** Begin **
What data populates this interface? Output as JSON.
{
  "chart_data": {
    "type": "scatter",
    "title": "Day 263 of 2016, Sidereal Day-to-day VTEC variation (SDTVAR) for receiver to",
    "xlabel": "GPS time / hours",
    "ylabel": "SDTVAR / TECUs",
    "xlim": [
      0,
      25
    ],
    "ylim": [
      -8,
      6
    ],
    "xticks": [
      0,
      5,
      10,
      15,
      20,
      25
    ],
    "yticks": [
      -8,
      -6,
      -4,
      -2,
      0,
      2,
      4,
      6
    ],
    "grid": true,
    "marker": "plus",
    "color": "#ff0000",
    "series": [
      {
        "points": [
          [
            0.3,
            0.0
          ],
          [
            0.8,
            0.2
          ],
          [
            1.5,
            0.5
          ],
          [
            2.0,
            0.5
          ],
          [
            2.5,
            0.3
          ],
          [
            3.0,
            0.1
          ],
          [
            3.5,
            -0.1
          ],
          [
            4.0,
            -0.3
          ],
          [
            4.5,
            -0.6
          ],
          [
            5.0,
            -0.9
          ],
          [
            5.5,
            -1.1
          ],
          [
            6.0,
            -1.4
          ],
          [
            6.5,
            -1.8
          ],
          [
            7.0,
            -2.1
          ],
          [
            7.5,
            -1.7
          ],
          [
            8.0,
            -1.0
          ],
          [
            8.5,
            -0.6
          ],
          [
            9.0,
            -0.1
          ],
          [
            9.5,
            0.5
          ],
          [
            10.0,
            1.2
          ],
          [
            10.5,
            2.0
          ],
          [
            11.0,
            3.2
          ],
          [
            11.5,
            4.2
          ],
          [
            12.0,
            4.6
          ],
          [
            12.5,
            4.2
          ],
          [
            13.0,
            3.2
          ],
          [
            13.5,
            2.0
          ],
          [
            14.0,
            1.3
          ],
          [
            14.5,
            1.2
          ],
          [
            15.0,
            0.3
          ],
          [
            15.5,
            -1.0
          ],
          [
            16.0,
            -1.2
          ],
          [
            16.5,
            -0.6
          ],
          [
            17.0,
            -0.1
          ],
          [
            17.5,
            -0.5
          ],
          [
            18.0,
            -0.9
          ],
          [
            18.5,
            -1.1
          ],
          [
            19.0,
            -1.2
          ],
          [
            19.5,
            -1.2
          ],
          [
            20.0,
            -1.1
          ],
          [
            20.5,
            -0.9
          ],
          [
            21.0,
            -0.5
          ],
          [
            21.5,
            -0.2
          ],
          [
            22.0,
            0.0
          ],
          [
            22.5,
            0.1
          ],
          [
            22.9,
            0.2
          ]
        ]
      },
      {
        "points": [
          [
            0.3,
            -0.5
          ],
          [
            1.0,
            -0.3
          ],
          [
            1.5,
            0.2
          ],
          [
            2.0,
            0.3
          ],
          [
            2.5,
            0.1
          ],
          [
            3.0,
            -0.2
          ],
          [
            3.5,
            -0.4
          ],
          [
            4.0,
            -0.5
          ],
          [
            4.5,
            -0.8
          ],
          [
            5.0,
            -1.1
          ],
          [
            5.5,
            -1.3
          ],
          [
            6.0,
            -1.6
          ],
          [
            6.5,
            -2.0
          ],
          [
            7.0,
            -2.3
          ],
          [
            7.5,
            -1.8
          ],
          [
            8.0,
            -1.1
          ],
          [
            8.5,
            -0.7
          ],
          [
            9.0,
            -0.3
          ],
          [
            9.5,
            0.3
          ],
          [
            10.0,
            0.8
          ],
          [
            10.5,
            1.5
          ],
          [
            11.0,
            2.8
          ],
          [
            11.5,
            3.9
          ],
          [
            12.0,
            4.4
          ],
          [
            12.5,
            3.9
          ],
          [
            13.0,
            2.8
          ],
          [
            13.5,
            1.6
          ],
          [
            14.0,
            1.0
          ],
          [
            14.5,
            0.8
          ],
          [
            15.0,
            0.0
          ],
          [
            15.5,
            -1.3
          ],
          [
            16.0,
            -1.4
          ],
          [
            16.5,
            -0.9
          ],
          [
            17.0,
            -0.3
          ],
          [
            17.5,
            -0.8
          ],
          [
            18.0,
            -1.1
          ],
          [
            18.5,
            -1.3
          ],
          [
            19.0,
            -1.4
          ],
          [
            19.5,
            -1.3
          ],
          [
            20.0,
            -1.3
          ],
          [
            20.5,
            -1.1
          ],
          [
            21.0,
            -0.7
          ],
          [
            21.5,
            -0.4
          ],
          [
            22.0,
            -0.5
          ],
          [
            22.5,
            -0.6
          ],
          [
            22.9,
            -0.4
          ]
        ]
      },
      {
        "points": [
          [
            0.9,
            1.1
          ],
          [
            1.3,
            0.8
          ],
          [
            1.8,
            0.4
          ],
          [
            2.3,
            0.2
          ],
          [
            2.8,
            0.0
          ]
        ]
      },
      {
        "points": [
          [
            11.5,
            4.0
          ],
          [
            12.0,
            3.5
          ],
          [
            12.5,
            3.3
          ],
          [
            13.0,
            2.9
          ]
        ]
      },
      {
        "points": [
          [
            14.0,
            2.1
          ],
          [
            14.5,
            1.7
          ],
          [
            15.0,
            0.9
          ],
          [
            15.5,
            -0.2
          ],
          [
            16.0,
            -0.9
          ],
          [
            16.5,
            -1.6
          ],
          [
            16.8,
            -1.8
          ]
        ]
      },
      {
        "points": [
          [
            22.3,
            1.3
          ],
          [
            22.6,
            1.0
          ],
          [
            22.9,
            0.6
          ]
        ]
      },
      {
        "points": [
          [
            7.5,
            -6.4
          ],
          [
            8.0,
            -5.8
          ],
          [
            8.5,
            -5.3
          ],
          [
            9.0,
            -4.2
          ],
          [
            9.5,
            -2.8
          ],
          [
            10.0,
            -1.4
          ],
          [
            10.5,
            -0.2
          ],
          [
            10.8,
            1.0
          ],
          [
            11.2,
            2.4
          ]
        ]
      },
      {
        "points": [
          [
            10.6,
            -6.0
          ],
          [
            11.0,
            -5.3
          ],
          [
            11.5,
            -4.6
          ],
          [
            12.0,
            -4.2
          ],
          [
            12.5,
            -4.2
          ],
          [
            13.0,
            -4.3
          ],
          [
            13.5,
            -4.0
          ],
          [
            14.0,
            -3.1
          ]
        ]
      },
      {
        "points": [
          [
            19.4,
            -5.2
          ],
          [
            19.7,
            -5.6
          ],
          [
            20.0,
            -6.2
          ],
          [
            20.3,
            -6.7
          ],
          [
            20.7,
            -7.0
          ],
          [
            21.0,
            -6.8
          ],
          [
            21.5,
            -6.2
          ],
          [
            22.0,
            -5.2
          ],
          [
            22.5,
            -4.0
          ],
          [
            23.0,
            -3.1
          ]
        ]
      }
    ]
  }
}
** End **
— What to work on —
Identify each line in the entries with the word "SDTVAR" and copy it.

— Solution —
    "title": "Day 263 of 2016, Sidereal Day-to-day VTEC variation (SDTVAR) for receiver to",
    "ylabel": "SDTVAR / TECUs",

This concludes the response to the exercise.